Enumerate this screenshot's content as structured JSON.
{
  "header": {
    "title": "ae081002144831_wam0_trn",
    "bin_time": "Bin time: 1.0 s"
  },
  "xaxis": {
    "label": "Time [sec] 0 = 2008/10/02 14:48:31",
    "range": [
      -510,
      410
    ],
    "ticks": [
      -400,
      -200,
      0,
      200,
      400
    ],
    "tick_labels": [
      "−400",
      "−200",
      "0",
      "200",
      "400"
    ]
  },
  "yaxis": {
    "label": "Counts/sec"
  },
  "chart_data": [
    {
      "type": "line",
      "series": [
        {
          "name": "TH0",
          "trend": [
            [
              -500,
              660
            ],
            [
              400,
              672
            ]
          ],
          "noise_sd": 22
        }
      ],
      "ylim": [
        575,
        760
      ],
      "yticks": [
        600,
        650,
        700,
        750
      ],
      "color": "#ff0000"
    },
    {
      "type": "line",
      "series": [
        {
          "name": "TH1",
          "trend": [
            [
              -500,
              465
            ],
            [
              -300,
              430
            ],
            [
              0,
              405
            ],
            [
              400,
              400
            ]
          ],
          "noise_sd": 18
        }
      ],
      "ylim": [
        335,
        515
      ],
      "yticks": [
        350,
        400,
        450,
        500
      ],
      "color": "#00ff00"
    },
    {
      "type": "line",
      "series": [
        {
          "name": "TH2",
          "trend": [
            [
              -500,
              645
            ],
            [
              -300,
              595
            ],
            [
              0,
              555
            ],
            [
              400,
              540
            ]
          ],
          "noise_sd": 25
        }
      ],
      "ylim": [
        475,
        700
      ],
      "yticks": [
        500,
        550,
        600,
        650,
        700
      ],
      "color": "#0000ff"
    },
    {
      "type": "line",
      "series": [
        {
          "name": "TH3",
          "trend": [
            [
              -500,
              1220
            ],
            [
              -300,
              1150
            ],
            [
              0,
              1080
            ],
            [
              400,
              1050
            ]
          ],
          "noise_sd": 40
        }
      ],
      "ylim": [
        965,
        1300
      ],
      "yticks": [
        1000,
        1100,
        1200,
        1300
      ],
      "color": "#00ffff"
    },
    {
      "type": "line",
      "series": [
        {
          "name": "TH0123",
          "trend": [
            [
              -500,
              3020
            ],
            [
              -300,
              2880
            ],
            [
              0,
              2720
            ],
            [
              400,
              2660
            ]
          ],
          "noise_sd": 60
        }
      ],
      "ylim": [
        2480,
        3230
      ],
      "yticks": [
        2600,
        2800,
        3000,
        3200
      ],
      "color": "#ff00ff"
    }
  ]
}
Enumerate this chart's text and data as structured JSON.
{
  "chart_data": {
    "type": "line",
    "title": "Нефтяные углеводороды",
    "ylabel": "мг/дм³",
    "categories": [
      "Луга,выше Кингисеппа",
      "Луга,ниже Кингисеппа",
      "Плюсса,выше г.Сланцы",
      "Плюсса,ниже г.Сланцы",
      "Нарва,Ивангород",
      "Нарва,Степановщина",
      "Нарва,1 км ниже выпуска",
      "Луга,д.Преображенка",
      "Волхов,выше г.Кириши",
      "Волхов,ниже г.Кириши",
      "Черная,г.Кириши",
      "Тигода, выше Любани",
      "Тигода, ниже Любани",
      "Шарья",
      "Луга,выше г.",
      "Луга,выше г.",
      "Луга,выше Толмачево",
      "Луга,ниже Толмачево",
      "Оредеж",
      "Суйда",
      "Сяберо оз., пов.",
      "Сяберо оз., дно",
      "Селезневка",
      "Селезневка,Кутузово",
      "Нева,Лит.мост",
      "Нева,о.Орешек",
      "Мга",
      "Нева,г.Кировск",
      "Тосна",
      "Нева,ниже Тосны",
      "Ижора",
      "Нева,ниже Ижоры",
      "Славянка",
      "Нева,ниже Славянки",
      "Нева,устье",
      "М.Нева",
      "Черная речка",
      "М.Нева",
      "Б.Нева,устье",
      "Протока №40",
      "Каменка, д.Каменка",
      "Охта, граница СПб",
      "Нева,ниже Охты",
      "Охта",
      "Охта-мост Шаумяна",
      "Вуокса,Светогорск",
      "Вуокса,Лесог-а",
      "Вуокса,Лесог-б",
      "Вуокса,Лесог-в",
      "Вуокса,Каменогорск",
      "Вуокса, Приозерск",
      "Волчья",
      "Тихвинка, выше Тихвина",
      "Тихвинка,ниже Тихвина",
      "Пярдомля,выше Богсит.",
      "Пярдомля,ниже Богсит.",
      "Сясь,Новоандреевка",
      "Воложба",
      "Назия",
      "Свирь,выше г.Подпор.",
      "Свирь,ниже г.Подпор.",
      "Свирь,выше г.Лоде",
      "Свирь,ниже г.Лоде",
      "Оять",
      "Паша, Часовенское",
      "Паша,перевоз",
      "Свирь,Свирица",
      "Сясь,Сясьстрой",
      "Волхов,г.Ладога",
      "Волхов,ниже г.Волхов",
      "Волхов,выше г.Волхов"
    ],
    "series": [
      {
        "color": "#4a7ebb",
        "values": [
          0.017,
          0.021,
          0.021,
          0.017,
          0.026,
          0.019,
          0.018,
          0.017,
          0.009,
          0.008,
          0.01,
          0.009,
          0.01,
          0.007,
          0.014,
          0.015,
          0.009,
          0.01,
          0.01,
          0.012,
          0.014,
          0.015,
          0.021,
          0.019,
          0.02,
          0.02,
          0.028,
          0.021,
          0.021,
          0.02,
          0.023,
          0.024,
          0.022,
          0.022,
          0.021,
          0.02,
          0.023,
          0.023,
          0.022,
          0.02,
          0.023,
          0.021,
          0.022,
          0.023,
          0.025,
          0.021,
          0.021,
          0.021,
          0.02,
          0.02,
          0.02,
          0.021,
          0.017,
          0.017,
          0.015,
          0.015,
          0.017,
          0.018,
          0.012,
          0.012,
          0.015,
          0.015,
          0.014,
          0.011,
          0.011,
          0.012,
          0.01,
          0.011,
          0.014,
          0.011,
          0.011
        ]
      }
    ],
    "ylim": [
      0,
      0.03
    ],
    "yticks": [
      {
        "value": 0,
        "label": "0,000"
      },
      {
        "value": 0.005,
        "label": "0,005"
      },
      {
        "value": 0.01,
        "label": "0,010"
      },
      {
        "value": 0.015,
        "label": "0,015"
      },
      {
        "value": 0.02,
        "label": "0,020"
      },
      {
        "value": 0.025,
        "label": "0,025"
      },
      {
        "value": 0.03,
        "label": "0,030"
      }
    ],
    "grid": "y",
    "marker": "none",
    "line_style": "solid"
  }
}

------------------------------------

▸ **Task description**
Go through the listing above and pull out each line containing the word "Сясь".

▸ **Final answer**
      "Сясь,Новоандреевка",
      "Сясь,Сясьстрой",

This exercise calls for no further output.